> [What to work on] Search the entries below. Return every line that has "ROOMS" in it.

> [Data extract]

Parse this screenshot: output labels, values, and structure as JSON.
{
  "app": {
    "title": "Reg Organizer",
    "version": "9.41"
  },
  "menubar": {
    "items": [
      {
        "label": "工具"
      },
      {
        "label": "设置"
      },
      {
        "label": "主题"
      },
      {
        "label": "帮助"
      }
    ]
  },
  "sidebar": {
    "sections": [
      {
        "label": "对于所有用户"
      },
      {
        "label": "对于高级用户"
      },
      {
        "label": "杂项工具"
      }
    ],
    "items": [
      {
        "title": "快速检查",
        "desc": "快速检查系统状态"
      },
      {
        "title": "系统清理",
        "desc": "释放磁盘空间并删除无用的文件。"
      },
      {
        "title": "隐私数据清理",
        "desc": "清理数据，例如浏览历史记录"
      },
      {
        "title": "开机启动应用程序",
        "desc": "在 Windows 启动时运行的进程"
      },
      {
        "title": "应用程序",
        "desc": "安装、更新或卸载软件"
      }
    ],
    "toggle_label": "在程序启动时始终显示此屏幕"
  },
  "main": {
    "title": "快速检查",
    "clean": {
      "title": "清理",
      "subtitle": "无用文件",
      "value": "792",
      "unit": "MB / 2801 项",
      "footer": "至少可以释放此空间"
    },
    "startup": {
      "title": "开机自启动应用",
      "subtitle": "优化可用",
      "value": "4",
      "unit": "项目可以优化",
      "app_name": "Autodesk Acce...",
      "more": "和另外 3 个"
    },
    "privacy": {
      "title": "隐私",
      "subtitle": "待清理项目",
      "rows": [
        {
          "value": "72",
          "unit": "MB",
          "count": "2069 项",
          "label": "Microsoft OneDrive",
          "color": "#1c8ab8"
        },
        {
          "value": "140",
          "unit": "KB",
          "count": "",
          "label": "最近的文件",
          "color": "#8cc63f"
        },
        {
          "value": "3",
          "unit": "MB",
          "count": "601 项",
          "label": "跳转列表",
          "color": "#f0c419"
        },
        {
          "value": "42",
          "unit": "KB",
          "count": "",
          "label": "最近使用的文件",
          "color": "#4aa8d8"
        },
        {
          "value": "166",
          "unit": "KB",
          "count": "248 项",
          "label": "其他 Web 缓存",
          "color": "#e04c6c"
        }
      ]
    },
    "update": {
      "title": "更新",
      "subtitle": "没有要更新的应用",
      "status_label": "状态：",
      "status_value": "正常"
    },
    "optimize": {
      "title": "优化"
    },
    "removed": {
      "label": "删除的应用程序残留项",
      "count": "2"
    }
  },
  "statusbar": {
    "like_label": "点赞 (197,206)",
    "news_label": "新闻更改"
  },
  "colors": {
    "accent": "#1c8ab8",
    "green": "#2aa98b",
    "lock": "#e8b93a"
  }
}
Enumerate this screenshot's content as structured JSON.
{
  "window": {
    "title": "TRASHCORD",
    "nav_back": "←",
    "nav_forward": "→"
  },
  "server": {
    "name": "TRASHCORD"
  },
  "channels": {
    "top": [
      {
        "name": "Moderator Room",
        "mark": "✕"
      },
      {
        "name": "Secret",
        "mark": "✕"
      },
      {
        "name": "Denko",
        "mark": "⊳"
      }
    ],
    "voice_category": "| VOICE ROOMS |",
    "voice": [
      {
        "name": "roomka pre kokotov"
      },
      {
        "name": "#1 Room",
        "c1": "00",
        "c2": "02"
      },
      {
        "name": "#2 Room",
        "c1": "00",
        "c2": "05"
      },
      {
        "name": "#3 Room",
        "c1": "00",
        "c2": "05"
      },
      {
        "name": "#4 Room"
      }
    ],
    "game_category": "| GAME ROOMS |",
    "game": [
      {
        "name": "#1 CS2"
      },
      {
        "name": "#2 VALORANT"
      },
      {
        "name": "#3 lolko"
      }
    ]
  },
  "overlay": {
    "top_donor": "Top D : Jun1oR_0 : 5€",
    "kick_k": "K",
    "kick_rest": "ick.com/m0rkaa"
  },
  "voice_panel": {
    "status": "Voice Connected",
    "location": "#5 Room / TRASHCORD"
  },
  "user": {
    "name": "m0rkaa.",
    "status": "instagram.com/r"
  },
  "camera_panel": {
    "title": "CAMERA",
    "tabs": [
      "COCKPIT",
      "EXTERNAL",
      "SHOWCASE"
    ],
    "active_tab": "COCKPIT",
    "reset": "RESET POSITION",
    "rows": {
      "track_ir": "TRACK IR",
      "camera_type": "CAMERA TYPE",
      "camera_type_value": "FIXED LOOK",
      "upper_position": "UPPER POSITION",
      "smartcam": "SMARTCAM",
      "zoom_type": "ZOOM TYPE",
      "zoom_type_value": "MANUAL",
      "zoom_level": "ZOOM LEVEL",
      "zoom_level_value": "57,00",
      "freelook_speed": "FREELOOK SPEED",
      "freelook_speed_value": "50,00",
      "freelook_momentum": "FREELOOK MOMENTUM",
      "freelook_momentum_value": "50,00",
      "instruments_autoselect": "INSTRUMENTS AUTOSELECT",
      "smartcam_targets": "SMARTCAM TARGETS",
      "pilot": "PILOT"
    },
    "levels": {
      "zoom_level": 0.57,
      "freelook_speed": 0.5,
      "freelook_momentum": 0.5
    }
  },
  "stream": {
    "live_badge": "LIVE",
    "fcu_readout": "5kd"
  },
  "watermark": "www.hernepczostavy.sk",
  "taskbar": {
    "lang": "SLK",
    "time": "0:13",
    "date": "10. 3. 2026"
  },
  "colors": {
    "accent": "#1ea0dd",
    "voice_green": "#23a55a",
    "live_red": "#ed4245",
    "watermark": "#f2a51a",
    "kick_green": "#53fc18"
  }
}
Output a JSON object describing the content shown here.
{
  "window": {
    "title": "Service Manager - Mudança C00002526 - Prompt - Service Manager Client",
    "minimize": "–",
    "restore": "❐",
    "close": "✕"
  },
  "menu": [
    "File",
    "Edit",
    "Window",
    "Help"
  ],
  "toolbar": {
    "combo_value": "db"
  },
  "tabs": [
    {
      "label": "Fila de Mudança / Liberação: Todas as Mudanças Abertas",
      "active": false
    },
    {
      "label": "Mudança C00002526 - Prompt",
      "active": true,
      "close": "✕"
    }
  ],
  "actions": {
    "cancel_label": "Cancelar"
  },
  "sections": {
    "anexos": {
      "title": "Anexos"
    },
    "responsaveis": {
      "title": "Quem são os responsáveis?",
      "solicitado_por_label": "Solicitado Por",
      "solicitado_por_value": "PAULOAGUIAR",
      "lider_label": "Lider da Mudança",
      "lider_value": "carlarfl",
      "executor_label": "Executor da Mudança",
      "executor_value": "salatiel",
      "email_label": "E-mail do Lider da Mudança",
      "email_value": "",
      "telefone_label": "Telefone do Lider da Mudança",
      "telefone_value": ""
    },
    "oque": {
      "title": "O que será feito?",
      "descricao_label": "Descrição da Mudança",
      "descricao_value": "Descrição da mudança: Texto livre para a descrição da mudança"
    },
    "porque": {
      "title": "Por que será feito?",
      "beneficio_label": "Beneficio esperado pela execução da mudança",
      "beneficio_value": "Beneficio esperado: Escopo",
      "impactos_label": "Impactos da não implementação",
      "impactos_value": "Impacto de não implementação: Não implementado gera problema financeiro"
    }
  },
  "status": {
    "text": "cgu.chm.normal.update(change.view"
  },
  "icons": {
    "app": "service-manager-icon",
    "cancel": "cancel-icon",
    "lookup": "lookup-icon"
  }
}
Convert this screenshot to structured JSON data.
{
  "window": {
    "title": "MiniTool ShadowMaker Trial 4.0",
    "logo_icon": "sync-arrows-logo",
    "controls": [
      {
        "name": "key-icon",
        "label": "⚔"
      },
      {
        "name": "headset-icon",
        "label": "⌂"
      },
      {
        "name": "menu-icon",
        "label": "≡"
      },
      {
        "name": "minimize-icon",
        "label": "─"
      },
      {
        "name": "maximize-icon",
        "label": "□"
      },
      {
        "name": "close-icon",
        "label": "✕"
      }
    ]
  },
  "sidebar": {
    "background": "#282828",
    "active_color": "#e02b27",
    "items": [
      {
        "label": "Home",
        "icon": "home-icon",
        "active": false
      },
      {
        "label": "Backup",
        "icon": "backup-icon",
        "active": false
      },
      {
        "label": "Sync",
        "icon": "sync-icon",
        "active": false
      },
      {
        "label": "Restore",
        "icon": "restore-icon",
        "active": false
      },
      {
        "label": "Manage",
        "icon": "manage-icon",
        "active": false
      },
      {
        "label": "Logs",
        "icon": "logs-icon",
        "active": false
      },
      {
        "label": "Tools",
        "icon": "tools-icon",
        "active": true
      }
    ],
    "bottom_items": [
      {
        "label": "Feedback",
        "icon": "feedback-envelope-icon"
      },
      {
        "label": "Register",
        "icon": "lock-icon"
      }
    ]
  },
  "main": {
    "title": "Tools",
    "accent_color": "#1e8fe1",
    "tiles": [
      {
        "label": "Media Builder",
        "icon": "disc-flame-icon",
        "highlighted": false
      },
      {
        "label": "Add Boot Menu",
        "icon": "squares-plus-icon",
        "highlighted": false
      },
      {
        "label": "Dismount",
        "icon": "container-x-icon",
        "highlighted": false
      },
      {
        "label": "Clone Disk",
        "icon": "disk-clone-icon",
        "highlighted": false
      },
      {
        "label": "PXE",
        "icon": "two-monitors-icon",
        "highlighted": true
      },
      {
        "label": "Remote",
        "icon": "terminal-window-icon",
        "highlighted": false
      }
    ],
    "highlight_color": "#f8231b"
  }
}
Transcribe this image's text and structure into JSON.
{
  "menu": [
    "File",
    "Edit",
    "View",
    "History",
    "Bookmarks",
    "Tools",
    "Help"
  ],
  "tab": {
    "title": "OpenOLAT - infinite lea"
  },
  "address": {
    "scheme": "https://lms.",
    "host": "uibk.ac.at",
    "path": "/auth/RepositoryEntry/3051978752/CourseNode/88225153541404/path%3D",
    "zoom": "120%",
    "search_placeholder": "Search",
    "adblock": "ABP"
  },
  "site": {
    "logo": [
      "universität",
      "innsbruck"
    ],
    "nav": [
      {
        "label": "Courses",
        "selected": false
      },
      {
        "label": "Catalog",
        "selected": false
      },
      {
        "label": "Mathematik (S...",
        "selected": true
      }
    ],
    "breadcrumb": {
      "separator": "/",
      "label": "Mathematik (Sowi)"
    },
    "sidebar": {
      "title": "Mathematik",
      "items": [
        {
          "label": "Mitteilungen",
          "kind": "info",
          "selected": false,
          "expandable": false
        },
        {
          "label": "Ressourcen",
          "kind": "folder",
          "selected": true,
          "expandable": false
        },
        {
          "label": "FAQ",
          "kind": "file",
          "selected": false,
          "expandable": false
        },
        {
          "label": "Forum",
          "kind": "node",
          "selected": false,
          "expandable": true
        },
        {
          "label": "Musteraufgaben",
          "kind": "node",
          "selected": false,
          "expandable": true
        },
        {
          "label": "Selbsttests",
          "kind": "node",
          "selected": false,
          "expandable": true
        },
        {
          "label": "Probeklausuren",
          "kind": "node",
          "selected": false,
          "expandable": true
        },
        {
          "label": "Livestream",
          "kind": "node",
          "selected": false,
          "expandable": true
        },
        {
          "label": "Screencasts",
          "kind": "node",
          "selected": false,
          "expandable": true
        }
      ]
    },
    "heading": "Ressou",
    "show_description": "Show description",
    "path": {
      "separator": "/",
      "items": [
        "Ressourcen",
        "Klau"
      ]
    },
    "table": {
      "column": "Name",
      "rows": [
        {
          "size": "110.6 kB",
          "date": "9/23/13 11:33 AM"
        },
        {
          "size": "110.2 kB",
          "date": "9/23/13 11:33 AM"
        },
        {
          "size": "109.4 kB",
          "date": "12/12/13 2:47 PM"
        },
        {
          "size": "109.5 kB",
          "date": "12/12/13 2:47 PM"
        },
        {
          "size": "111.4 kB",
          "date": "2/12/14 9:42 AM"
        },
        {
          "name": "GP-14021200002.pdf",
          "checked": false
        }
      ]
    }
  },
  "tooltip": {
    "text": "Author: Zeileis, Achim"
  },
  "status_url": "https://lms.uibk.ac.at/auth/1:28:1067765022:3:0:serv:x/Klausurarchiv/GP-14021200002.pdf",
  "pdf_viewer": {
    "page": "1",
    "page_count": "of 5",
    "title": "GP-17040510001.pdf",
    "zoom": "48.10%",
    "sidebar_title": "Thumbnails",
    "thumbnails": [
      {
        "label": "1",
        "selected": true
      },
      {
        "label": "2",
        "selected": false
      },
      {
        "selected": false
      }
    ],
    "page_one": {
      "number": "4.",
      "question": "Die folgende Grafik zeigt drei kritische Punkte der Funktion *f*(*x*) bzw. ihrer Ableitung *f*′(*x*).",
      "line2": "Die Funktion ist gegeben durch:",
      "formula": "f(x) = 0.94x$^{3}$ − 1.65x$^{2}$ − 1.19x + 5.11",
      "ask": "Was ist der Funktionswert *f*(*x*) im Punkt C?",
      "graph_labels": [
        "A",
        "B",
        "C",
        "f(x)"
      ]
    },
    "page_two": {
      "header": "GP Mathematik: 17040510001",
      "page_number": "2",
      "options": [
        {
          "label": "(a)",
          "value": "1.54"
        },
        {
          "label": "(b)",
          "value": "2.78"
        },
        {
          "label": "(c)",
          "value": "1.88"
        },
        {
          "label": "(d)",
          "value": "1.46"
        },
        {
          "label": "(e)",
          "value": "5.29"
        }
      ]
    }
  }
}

> [Response]
    "voice_category": "| VOICE ROOMS |",
    "game_category": "| GAME ROOMS |",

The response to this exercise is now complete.